━━━━━ Record excerpts ━━━━━

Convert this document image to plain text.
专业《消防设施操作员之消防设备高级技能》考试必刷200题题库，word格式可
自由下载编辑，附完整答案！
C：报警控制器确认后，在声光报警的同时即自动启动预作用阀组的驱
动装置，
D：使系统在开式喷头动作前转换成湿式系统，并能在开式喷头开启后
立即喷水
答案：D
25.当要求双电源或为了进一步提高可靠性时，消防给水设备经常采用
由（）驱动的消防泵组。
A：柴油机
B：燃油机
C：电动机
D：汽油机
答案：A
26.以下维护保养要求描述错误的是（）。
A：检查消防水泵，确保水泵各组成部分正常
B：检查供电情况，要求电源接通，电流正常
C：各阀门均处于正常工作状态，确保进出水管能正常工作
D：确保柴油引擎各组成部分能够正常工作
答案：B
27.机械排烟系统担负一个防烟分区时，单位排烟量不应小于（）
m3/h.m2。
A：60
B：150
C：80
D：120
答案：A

━━━━━
━━━━━ Record excerpts ━━━━━

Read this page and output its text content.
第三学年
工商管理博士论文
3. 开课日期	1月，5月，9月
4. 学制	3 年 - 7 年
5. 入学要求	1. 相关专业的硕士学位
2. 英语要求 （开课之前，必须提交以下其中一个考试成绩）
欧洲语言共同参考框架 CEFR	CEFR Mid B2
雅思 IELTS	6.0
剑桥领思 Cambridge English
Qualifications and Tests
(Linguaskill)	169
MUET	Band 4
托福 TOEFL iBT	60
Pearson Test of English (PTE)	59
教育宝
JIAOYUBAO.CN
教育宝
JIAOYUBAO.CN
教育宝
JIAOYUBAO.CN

━━━━━

Which lines hold the string "this"? Copy all of them from the data above.

Convert this document image to plain text.
Read this page and output its text content.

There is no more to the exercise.